→ **Given exercise**
Find every line in the records that holds the string "true". Copy each one.

→ **Provided data**
>>>>

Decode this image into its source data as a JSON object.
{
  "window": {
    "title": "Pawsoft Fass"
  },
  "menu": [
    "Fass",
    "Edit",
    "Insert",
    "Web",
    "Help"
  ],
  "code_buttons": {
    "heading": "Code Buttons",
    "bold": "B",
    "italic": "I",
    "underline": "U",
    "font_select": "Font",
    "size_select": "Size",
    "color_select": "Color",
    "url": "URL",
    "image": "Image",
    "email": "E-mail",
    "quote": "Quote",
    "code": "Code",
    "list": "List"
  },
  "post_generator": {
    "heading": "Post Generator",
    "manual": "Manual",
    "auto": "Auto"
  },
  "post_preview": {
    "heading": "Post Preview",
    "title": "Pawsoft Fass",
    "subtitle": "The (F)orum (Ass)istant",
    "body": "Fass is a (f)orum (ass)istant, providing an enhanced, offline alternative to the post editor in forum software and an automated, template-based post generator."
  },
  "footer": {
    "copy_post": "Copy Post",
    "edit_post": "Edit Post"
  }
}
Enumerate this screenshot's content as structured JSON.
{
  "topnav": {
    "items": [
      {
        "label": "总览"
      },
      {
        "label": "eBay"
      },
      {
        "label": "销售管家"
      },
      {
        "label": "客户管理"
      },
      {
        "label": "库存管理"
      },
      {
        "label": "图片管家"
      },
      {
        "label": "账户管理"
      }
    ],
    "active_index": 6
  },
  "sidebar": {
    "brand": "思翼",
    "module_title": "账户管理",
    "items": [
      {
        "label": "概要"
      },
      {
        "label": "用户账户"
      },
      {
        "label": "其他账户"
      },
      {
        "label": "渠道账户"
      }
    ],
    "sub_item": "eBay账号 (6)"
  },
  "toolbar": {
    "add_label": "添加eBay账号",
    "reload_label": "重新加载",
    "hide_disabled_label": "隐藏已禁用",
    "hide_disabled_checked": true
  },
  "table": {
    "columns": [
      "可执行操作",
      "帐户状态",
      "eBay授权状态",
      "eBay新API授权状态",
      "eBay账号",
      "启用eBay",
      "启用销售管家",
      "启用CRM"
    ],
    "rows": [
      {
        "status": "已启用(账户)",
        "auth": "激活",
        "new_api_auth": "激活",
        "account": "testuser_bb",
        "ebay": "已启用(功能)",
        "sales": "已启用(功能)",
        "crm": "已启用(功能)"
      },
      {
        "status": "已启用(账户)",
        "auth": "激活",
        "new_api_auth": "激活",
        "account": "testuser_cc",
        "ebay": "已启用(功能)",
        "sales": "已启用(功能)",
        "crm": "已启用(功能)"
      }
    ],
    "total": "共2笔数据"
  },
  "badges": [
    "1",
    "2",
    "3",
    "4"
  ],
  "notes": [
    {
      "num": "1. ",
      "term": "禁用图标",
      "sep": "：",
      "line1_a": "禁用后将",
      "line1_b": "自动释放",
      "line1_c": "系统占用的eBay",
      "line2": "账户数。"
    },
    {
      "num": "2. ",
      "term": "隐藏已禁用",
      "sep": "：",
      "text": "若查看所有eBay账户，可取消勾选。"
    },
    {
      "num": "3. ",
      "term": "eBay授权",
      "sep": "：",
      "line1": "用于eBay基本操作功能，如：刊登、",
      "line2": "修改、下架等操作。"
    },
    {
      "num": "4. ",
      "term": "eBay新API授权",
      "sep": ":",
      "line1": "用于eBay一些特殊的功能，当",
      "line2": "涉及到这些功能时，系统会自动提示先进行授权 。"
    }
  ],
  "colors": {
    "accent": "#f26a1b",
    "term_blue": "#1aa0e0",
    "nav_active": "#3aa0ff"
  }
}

<<<<
>>>>

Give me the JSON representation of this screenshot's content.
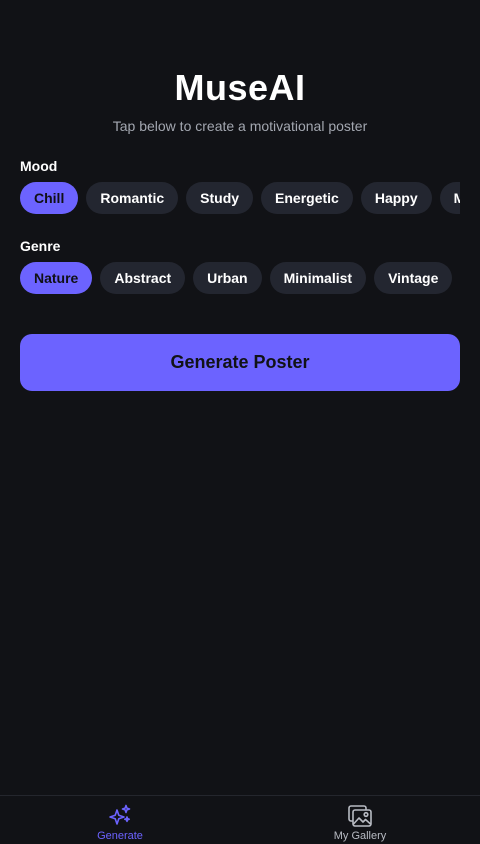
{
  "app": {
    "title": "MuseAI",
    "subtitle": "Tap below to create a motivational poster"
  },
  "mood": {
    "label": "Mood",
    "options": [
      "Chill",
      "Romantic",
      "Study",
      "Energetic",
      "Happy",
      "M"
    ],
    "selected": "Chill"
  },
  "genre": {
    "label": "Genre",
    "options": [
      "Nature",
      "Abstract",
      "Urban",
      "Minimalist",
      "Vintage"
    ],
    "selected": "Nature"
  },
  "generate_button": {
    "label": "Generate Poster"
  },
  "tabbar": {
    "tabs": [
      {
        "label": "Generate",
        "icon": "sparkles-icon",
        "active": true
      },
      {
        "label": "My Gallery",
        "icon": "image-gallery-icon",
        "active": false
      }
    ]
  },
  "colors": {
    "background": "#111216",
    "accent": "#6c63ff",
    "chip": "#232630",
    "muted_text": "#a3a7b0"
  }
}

<<<<

→ **Written answer**
    "hide_disabled_checked": true
        "active": true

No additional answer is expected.